• [DATA RECORDS]
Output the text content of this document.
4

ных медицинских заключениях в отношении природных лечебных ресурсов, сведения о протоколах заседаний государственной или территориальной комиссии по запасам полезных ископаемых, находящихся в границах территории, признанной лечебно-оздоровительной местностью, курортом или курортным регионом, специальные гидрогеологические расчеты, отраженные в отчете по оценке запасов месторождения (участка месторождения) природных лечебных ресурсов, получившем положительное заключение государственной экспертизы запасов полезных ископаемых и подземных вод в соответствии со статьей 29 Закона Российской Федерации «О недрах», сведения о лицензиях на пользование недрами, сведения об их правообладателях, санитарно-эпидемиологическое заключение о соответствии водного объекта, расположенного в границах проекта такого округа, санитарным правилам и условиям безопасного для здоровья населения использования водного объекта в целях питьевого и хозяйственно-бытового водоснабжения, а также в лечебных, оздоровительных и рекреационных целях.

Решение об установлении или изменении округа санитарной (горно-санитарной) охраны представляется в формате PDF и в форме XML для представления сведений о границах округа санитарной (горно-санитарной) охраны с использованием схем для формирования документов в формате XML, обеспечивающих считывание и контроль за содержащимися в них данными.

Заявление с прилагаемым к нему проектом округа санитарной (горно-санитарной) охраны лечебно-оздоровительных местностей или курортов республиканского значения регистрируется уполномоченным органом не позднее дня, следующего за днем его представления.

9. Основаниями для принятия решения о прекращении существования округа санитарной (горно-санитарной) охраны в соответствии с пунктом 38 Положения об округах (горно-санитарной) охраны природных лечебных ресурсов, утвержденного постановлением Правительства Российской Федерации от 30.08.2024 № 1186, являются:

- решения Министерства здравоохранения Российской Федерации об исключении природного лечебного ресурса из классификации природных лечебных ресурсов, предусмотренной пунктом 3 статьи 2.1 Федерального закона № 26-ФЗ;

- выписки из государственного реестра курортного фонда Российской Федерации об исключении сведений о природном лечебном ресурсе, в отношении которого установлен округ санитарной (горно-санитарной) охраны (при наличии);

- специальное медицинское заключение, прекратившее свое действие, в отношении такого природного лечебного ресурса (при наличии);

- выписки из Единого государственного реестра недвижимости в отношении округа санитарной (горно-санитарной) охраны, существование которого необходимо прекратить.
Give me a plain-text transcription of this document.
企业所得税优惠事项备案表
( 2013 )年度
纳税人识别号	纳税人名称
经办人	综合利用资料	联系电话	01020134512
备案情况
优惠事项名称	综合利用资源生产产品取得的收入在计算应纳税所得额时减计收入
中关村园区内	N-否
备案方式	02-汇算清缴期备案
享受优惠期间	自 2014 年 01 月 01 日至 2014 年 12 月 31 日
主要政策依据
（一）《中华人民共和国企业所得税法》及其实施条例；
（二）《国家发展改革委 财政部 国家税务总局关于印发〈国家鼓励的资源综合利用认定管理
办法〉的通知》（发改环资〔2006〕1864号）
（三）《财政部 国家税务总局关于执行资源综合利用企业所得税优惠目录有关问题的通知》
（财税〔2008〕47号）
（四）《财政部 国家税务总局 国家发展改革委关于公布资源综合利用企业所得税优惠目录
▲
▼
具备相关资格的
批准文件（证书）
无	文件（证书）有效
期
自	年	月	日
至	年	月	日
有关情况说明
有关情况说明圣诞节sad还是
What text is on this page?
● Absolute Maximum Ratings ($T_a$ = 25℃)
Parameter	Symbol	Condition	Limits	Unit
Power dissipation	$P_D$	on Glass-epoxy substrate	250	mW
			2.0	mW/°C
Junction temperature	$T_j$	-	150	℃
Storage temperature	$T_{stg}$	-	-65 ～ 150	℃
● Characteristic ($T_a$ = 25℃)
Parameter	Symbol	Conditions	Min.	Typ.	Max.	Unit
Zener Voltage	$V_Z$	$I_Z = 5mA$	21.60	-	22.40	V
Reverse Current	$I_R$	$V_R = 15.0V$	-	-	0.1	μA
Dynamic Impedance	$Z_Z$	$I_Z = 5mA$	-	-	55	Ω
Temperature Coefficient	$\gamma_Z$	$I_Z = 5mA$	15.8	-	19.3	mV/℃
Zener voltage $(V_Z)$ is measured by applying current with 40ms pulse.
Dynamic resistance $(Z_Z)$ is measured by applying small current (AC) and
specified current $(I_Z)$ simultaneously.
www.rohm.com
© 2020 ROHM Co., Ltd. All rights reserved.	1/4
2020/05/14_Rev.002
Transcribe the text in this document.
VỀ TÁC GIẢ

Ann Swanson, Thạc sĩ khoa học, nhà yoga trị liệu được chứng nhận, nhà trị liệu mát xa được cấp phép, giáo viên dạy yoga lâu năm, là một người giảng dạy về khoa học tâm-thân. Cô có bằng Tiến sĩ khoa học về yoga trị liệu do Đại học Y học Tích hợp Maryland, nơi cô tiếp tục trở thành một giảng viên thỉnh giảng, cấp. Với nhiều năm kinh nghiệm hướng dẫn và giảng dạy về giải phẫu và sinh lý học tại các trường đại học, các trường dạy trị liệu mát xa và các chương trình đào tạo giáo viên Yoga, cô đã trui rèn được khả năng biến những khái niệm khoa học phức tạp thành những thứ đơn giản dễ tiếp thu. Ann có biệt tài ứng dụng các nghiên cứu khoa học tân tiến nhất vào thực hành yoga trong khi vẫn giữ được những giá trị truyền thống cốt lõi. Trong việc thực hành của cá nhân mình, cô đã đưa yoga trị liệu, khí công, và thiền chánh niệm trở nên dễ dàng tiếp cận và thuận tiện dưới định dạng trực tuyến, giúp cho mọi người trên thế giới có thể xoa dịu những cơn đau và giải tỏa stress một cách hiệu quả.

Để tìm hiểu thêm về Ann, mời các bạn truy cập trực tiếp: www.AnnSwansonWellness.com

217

• [SHORT PROBLEM] Pull every line containing "лечебного" out of the data above.

• [EXERCISE RESPONSE]
- решения Министерства здравоохранения Российской Федерации об исключении природного лечебного ресурса из классификации природных лечебных ресурсов, предусмотренной пунктом 3 статьи 2.1 Федерального закона № 26-ФЗ;
- специальное медицинское заключение, прекратившее свое действие, в отношении такого природного лечебного ресурса (при наличии);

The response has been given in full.